(Data entries)

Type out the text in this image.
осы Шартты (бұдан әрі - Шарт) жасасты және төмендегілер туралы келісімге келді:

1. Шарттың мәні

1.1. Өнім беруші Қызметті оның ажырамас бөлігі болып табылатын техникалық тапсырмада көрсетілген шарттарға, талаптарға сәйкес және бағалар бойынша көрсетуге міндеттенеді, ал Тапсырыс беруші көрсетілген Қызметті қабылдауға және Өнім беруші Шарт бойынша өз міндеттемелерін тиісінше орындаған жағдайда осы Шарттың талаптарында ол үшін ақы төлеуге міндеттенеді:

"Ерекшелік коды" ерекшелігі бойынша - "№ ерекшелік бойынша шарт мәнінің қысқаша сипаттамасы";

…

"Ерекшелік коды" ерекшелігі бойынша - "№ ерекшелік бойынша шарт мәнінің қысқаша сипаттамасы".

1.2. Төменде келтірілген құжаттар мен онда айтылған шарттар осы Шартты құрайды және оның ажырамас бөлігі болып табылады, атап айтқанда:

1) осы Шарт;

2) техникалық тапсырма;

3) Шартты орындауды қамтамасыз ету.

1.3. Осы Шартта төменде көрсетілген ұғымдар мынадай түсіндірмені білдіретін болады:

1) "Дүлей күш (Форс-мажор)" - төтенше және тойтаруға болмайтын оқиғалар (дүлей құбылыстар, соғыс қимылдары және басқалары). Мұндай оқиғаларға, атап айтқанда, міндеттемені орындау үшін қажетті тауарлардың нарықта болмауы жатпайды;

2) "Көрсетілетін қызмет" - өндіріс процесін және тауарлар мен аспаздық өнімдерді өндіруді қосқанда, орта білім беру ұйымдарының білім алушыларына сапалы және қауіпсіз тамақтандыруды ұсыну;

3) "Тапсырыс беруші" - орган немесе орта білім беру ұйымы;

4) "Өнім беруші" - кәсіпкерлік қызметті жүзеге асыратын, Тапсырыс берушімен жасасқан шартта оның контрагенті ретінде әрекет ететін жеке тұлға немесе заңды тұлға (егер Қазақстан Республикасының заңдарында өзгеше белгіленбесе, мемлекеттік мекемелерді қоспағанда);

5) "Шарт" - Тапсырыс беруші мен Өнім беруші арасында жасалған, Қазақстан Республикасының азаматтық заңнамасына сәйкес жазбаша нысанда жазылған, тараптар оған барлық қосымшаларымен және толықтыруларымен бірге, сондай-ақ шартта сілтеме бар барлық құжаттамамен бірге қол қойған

### Requirements
Select and copy every line from the records that includes the word "Тапсырыс".

### Final result
1.1. Өнім беруші Қызметті оның ажырамас бөлігі болып табылатын техникалық тапсырмада көрсетілген шарттарға, талаптарға сәйкес және бағалар бойынша көрсетуге міндеттенеді, ал Тапсырыс беруші көрсетілген Қызметті қабылдауға және Өнім беруші Шарт бойынша өз міндеттемелерін тиісінше орындаған жағдайда осы Шарттың талаптарында ол үшін ақы төлеуге міндеттенеді:
3) "Тапсырыс беруші" - орган немесе орта білім беру ұйымы;
4) "Өнім беруші" - кәсіпкерлік қызметті жүзеге асыратын, Тапсырыс берушімен жасасқан шартта оның контрагенті ретінде әрекет ететін жеке тұлға немесе заңды тұлға (егер Қазақстан Республикасының заңдарында өзгеше белгіленбесе, мемлекеттік мекемелерді қоспағанда);
5) "Шарт" - Тапсырыс беруші мен Өнім беруші арасында жасалған, Қазақстан Республикасының азаматтық заңнамасына сәйкес жазбаша нысанда жазылған, тараптар оған барлық қосымшаларымен және толықтыруларымен бірге, сондай-ақ шартта сілтеме бар барлық құжаттамамен бірге қол қойған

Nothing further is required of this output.